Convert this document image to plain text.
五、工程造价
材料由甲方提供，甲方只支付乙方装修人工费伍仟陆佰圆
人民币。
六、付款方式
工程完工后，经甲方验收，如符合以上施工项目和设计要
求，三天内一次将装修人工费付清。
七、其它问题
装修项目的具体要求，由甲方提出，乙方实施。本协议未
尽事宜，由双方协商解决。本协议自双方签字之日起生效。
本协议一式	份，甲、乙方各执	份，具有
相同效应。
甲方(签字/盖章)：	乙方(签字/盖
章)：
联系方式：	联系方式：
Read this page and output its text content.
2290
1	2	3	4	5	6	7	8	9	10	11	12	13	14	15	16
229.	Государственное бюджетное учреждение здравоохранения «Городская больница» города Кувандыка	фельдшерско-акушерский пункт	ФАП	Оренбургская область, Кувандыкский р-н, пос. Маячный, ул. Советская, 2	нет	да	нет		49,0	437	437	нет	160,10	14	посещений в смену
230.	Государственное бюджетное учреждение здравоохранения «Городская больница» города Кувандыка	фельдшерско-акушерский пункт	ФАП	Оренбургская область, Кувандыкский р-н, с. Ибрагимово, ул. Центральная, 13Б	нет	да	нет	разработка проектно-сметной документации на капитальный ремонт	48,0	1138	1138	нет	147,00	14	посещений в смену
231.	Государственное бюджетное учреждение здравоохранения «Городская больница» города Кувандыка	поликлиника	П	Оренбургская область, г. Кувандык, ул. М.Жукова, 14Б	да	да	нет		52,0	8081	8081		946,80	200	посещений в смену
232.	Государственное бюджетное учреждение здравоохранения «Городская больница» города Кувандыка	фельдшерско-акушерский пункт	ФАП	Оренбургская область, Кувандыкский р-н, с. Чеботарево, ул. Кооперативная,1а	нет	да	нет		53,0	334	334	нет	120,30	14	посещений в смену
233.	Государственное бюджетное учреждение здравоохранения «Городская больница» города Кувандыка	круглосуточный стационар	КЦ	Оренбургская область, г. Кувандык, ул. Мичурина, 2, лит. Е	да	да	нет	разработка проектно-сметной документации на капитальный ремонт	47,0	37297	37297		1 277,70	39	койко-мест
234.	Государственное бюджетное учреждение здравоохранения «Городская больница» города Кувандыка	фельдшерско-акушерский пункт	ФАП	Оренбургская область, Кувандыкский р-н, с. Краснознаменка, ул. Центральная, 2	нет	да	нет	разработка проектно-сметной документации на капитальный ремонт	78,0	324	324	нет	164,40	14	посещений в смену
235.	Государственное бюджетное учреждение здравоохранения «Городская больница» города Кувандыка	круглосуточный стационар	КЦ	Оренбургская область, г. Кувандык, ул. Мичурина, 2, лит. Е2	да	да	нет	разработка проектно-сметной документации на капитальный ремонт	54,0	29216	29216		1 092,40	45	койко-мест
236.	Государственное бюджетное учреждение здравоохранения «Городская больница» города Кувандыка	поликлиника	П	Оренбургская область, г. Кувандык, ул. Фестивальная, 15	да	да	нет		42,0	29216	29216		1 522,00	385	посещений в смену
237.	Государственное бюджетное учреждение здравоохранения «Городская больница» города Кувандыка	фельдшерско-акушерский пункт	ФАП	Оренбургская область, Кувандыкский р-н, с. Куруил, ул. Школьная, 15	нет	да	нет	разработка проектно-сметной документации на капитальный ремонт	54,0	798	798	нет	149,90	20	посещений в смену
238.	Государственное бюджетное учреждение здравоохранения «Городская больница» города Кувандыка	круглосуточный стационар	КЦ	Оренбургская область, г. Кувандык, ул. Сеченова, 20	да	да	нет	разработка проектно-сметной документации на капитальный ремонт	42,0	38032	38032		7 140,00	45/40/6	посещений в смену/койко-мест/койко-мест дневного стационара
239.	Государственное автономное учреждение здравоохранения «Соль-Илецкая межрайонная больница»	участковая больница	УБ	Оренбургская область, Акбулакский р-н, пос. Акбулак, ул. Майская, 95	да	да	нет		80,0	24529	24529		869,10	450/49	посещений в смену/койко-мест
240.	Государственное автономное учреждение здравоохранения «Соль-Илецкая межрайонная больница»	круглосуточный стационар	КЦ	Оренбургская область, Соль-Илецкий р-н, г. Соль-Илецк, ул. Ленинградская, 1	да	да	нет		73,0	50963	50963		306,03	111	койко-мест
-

^^^^

| Problem statement |
State the number of lines that contain the string "поликлиника", with no other words.

| Result of this task |
2